**GIVEN INSTRUCTION**
Switch every "Circle shape" in these lines to "Round shape" and reproduce them with nothing else altered, omitting the pictures.

***** MATERIAL SUPPLIED

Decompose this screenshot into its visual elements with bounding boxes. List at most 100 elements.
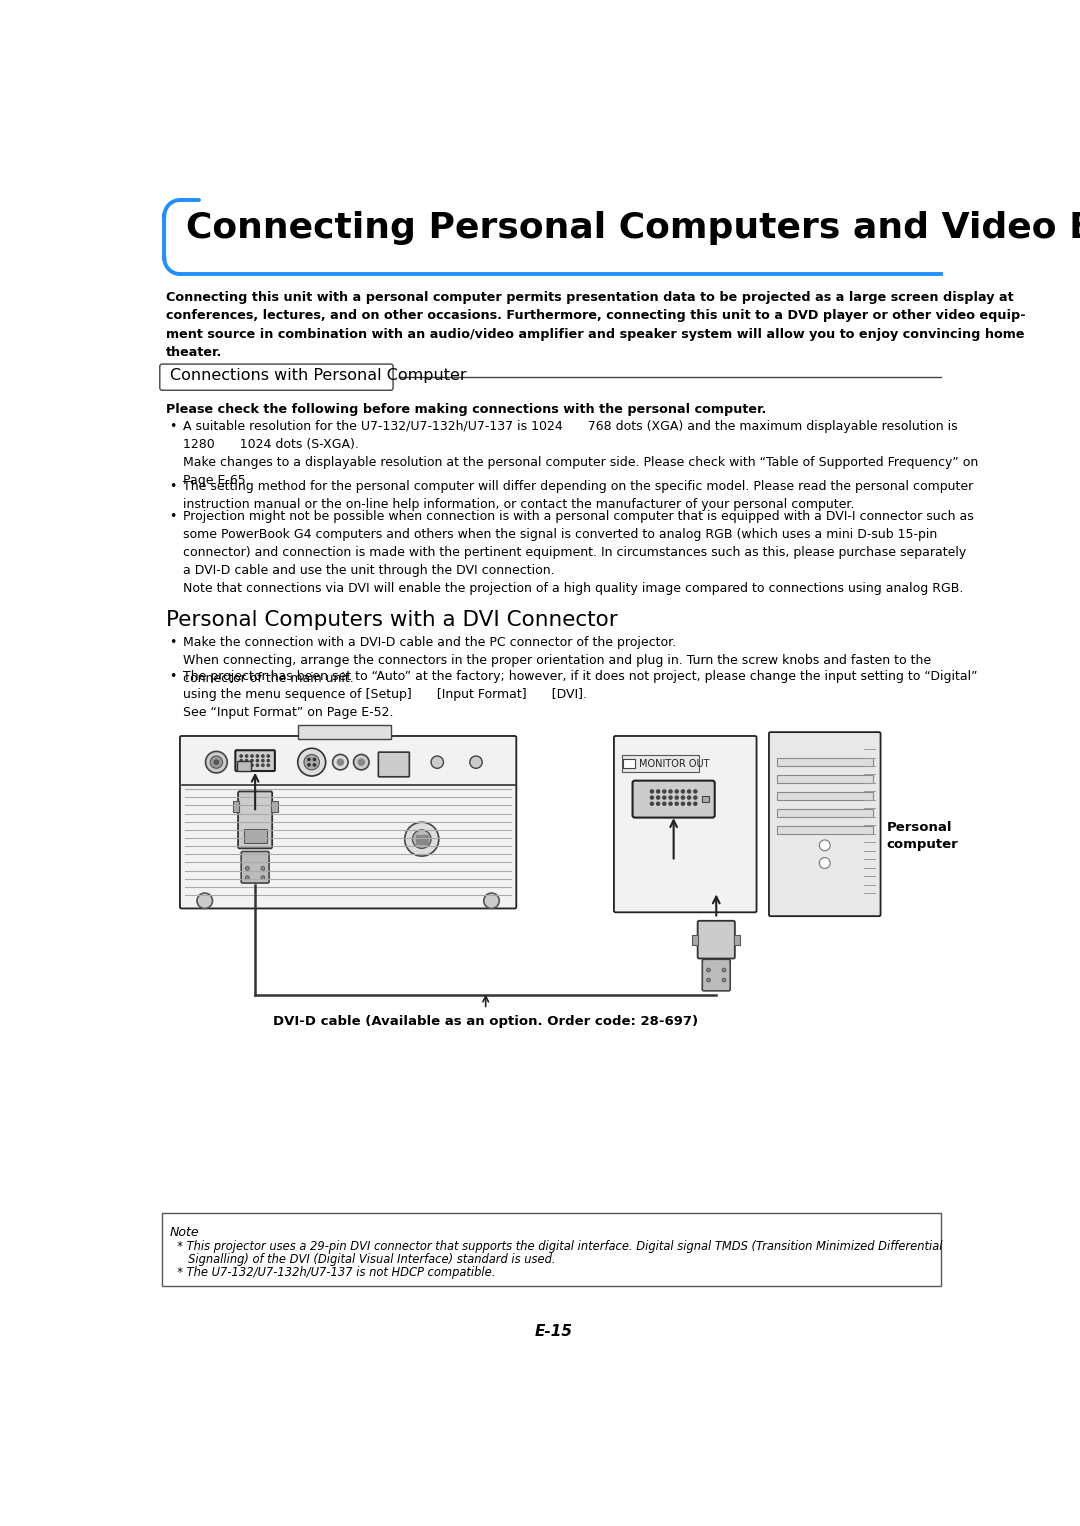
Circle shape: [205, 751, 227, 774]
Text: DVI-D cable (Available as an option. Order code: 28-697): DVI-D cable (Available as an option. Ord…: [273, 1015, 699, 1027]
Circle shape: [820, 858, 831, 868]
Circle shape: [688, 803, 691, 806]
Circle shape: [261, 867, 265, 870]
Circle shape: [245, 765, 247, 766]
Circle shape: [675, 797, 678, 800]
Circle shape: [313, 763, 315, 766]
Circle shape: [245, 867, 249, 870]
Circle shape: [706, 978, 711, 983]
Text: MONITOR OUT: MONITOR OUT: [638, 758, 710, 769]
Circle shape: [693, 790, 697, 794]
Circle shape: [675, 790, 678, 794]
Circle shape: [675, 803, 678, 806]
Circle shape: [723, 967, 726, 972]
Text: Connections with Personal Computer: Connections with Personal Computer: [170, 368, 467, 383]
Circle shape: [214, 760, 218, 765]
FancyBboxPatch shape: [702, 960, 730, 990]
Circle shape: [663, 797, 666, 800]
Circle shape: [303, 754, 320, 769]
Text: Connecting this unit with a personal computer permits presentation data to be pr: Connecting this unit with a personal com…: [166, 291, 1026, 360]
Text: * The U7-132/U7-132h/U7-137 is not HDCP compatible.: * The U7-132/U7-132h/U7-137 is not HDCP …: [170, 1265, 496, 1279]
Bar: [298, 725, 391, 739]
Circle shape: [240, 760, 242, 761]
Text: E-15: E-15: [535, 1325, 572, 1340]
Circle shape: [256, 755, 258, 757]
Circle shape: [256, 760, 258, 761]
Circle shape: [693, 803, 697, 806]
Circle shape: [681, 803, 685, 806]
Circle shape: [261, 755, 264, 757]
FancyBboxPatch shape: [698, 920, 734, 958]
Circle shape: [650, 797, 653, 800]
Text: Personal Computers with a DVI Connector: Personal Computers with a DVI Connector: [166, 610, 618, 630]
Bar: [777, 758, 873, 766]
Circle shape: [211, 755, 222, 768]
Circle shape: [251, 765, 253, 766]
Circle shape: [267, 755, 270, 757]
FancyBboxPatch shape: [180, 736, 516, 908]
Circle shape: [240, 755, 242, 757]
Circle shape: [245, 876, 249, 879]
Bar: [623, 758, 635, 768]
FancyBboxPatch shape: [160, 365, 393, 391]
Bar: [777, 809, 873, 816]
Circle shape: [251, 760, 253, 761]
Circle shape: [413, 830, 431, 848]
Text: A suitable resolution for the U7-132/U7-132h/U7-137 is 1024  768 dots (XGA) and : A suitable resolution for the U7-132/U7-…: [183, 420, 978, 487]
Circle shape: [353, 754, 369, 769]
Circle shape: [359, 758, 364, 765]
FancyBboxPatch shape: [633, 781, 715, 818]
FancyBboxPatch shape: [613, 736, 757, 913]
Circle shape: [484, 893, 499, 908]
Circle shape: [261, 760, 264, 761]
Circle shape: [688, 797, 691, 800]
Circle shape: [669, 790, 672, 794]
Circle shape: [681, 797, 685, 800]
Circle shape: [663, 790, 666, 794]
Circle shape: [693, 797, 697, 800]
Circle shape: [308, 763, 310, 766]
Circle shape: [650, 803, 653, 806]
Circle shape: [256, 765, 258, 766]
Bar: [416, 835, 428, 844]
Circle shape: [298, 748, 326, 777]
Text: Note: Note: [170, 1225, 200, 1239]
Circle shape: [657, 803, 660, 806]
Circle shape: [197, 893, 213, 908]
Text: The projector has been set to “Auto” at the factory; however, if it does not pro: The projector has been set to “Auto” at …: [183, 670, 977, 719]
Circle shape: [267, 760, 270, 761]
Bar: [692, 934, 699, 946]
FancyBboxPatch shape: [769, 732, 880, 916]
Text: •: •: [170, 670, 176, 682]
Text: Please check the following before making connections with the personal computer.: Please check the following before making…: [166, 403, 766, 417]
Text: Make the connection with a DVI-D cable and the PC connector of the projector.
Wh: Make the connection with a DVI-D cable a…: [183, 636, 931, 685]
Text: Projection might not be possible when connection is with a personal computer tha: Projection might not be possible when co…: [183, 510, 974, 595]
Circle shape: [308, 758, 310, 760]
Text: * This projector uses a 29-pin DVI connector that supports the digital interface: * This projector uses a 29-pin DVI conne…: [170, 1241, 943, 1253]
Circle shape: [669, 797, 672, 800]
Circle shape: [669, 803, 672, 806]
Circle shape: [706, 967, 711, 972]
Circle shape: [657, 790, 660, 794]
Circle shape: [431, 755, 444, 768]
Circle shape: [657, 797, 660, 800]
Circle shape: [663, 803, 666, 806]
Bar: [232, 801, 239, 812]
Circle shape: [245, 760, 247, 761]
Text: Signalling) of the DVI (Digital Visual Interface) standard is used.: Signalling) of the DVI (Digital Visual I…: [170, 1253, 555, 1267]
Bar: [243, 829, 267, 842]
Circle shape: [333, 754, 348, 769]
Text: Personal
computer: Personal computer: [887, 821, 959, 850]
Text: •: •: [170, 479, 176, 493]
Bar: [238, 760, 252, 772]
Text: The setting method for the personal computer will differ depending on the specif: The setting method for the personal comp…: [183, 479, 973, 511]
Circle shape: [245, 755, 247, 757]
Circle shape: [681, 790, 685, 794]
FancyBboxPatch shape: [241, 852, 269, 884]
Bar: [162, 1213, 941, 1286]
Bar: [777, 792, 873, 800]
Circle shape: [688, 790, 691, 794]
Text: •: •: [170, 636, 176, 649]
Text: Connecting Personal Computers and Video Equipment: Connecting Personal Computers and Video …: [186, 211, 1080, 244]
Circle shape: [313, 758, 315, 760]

**********

**SOLUTION FOR THIS PROBLEM**
Decompose this screenshot into its visual elements with bounding boxes. List at most 100 elements.
Round shape: [205, 751, 227, 774]
Text: DVI-D cable (Available as an option. Order code: 28-697): DVI-D cable (Available as an option. Ord…: [273, 1015, 699, 1027]
Round shape: [820, 858, 831, 868]
Round shape: [688, 803, 691, 806]
Round shape: [261, 867, 265, 870]
Round shape: [245, 765, 247, 766]
Round shape: [675, 797, 678, 800]
Round shape: [313, 763, 315, 766]
Round shape: [245, 867, 249, 870]
Round shape: [706, 978, 711, 983]
Text: MONITOR OUT: MONITOR OUT: [638, 758, 710, 769]
Round shape: [693, 790, 697, 794]
Round shape: [675, 790, 678, 794]
Round shape: [675, 803, 678, 806]
Round shape: [723, 967, 726, 972]
Text: Connections with Personal Computer: Connections with Personal Computer: [170, 368, 467, 383]
Round shape: [214, 760, 218, 765]
FancyBboxPatch shape: [702, 960, 730, 990]
Round shape: [663, 797, 666, 800]
Round shape: [303, 754, 320, 769]
Text: Connecting this unit with a personal computer permits presentation data to be pr: Connecting this unit with a personal com…: [166, 291, 1026, 360]
Text: * The U7-132/U7-132h/U7-137 is not HDCP compatible.: * The U7-132/U7-132h/U7-137 is not HDCP …: [170, 1265, 496, 1279]
Bar: [298, 725, 391, 739]
Round shape: [240, 760, 242, 761]
Text: E-15: E-15: [535, 1325, 572, 1340]
Round shape: [256, 755, 258, 757]
Round shape: [256, 760, 258, 761]
Round shape: [693, 803, 697, 806]
Round shape: [681, 803, 685, 806]
Round shape: [261, 755, 264, 757]
FancyBboxPatch shape: [698, 920, 734, 958]
Round shape: [650, 797, 653, 800]
Text: Personal Computers with a DVI Connector: Personal Computers with a DVI Connector: [166, 610, 618, 630]
Bar: [777, 758, 873, 766]
Round shape: [211, 755, 222, 768]
Round shape: [251, 765, 253, 766]
Round shape: [267, 755, 270, 757]
FancyBboxPatch shape: [180, 736, 516, 908]
Round shape: [240, 755, 242, 757]
Round shape: [245, 876, 249, 879]
Bar: [623, 758, 635, 768]
FancyBboxPatch shape: [160, 365, 393, 391]
Bar: [777, 809, 873, 816]
Round shape: [251, 760, 253, 761]
Round shape: [413, 830, 431, 848]
Text: A suitable resolution for the U7-132/U7-132h/U7-137 is 1024  768 dots (XGA) and : A suitable resolution for the U7-132/U7-…: [183, 420, 978, 487]
Round shape: [353, 754, 369, 769]
Round shape: [359, 758, 364, 765]
FancyBboxPatch shape: [633, 781, 715, 818]
FancyBboxPatch shape: [613, 736, 757, 913]
Round shape: [484, 893, 499, 908]
Round shape: [261, 760, 264, 761]
Round shape: [688, 797, 691, 800]
Round shape: [669, 790, 672, 794]
Round shape: [681, 797, 685, 800]
Round shape: [663, 790, 666, 794]
Round shape: [693, 797, 697, 800]
Round shape: [308, 763, 310, 766]
Round shape: [650, 803, 653, 806]
Round shape: [256, 765, 258, 766]
Bar: [416, 835, 428, 844]
Round shape: [298, 748, 326, 777]
Text: Note: Note: [170, 1225, 200, 1239]
Round shape: [657, 803, 660, 806]
Round shape: [197, 893, 213, 908]
Text: The projector has been set to “Auto” at the factory; however, if it does not pro: The projector has been set to “Auto” at …: [183, 670, 977, 719]
Round shape: [267, 760, 270, 761]
Bar: [692, 934, 699, 946]
FancyBboxPatch shape: [769, 732, 880, 916]
Text: •: •: [170, 670, 176, 682]
Text: Please check the following before making connections with the personal computer.: Please check the following before making…: [166, 403, 766, 417]
Text: Make the connection with a DVI-D cable and the PC connector of the projector.
Wh: Make the connection with a DVI-D cable a…: [183, 636, 931, 685]
Text: Projection might not be possible when connection is with a personal computer tha: Projection might not be possible when co…: [183, 510, 974, 595]
Round shape: [308, 758, 310, 760]
Text: * This projector uses a 29-pin DVI connector that supports the digital interface: * This projector uses a 29-pin DVI conne…: [170, 1241, 943, 1253]
Round shape: [669, 797, 672, 800]
Round shape: [669, 803, 672, 806]
Round shape: [706, 967, 711, 972]
Round shape: [657, 790, 660, 794]
Round shape: [431, 755, 444, 768]
Round shape: [657, 797, 660, 800]
Round shape: [663, 803, 666, 806]
Bar: [232, 801, 239, 812]
Round shape: [245, 760, 247, 761]
Text: Signalling) of the DVI (Digital Visual Interface) standard is used.: Signalling) of the DVI (Digital Visual I…: [170, 1253, 555, 1267]
Bar: [243, 829, 267, 842]
Round shape: [333, 754, 348, 769]
Text: Personal
computer: Personal computer: [887, 821, 959, 850]
Text: •: •: [170, 479, 176, 493]
Bar: [238, 760, 252, 772]
Text: The setting method for the personal computer will differ depending on the specif: The setting method for the personal comp…: [183, 479, 973, 511]
Round shape: [245, 755, 247, 757]
Round shape: [681, 790, 685, 794]
FancyBboxPatch shape: [241, 852, 269, 884]
Bar: [162, 1213, 941, 1286]
Bar: [777, 792, 873, 800]
Round shape: [688, 790, 691, 794]
Text: •: •: [170, 636, 176, 649]
Text: Connecting Personal Computers and Video Equipment: Connecting Personal Computers and Video …: [186, 211, 1080, 244]
Round shape: [313, 758, 315, 760]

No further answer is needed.